Stored entries
========================================================================
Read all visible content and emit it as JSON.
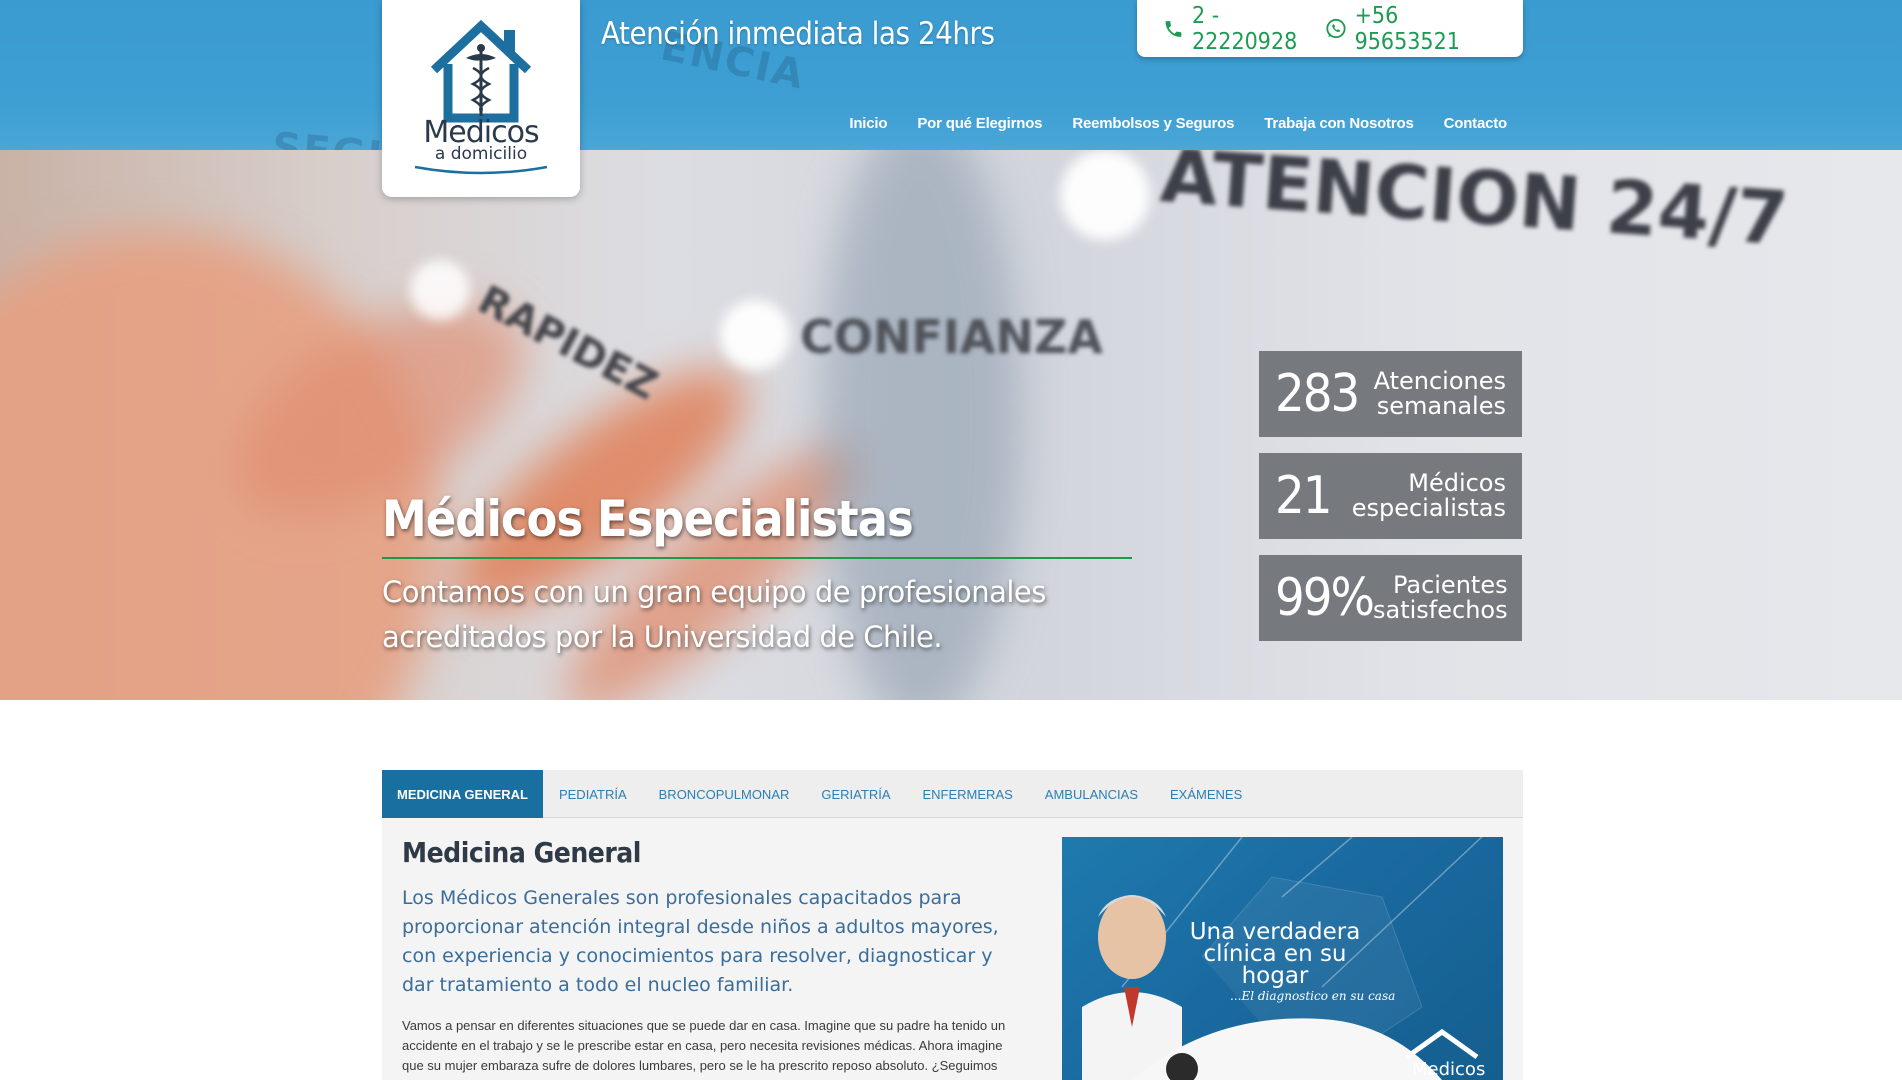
{
  "header": {
    "tagline": "Atención inmediata las 24hrs",
    "phone_label": "2 - 22220928",
    "whatsapp_label": "+56 95653521",
    "phone_icon": "phone-icon",
    "whatsapp_icon": "whatsapp-icon"
  },
  "logo": {
    "main": "Medicos",
    "sub": "a domicilio"
  },
  "nav": {
    "items": [
      {
        "label": "Inicio",
        "active": true
      },
      {
        "label": "Por qué Elegirnos"
      },
      {
        "label": "Reembolsos y Seguros"
      },
      {
        "label": "Trabaja con Nosotros"
      },
      {
        "label": "Contacto"
      }
    ]
  },
  "hero": {
    "title": "Médicos Especialistas",
    "subtitle": "Contamos con un gran equipo de profesionales acreditados por la Universidad de Chile.",
    "background_words": [
      "ATENCION 24/7",
      "CONFIANZA",
      "RAPIDEZ",
      "SEGU",
      "ENCIA"
    ]
  },
  "stats": [
    {
      "value": "283",
      "label_1": "Atenciones",
      "label_2": "semanales"
    },
    {
      "value": "21",
      "label_1": "Médicos",
      "label_2": "especialistas"
    },
    {
      "value": "99%",
      "label_1": "Pacientes",
      "label_2": "satisfechos"
    }
  ],
  "tabs": [
    {
      "label": "MEDICINA GENERAL",
      "active": true
    },
    {
      "label": "PEDIATRÍA"
    },
    {
      "label": "BRONCOPULMONAR"
    },
    {
      "label": "GERIATRÍA"
    },
    {
      "label": "ENFERMERAS"
    },
    {
      "label": "AMBULANCIAS"
    },
    {
      "label": "EXÁMENES"
    }
  ],
  "panel": {
    "title": "Medicina General",
    "lead": "Los Médicos Generales son profesionales capacitados para proporcionar atención integral desde niños a adultos mayores, con experiencia y conocimientos para resolver, diagnosticar y dar tratamiento a todo el nucleo familiar.",
    "body": "Vamos a pensar en diferentes situaciones que se puede dar en casa. Imagine que su padre ha tenido un accidente en el trabajo y se le prescribe estar en casa, pero necesita revisiones médicas. Ahora imagine que su mujer embaraza sufre de dolores lumbares, pero se le ha prescrito reposo absoluto. ¿Seguimos"
  },
  "promo": {
    "title": "Una verdadera clínica en su hogar",
    "subtitle": "...El diagnostico en su casa",
    "brand": "Medicos"
  },
  "colors": {
    "header_blue": "#3a9bd1",
    "nav_active_tab": "#1a6fa1",
    "accent_green": "#1d9b53",
    "stat_box": "#767a7e",
    "tab_link": "#2a7fb5"
  }
}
========================================================================
- GIVEN TASK
Repeat all of the data above word for word, minus the pictures.

- EXERCISE RESULT
Read all visible content and emit it as JSON.
{
  "header": {
    "tagline": "Atención inmediata las 24hrs",
    "phone_label": "2 - 22220928",
    "whatsapp_label": "+56 95653521",
    "phone_icon": "phone-icon",
    "whatsapp_icon": "whatsapp-icon"
  },
  "logo": {
    "main": "Medicos",
    "sub": "a domicilio"
  },
  "nav": {
    "items": [
      {
        "label": "Inicio",
        "active": true
      },
      {
        "label": "Por qué Elegirnos"
      },
      {
        "label": "Reembolsos y Seguros"
      },
      {
        "label": "Trabaja con Nosotros"
      },
      {
        "label": "Contacto"
      }
    ]
  },
  "hero": {
    "title": "Médicos Especialistas",
    "subtitle": "Contamos con un gran equipo de profesionales acreditados por la Universidad de Chile.",
    "background_words": [
      "ATENCION 24/7",
      "CONFIANZA",
      "RAPIDEZ",
      "SEGU",
      "ENCIA"
    ]
  },
  "stats": [
    {
      "value": "283",
      "label_1": "Atenciones",
      "label_2": "semanales"
    },
    {
      "value": "21",
      "label_1": "Médicos",
      "label_2": "especialistas"
    },
    {
      "value": "99%",
      "label_1": "Pacientes",
      "label_2": "satisfechos"
    }
  ],
  "tabs": [
    {
      "label": "MEDICINA GENERAL",
      "active": true
    },
    {
      "label": "PEDIATRÍA"
    },
    {
      "label": "BRONCOPULMONAR"
    },
    {
      "label": "GERIATRÍA"
    },
    {
      "label": "ENFERMERAS"
    },
    {
      "label": "AMBULANCIAS"
    },
    {
      "label": "EXÁMENES"
    }
  ],
  "panel": {
    "title": "Medicina General",
    "lead": "Los Médicos Generales son profesionales capacitados para proporcionar atención integral desde niños a adultos mayores, con experiencia y conocimientos para resolver, diagnosticar y dar tratamiento a todo el nucleo familiar.",
    "body": "Vamos a pensar en diferentes situaciones que se puede dar en casa. Imagine que su padre ha tenido un accidente en el trabajo y se le prescribe estar en casa, pero necesita revisiones médicas. Ahora imagine que su mujer embaraza sufre de dolores lumbares, pero se le ha prescrito reposo absoluto. ¿Seguimos"
  },
  "promo": {
    "title": "Una verdadera clínica en su hogar",
    "subtitle": "...El diagnostico en su casa",
    "brand": "Medicos"
  },
  "colors": {
    "header_blue": "#3a9bd1",
    "nav_active_tab": "#1a6fa1",
    "accent_green": "#1d9b53",
    "stat_box": "#767a7e",
    "tab_link": "#2a7fb5"
  }
}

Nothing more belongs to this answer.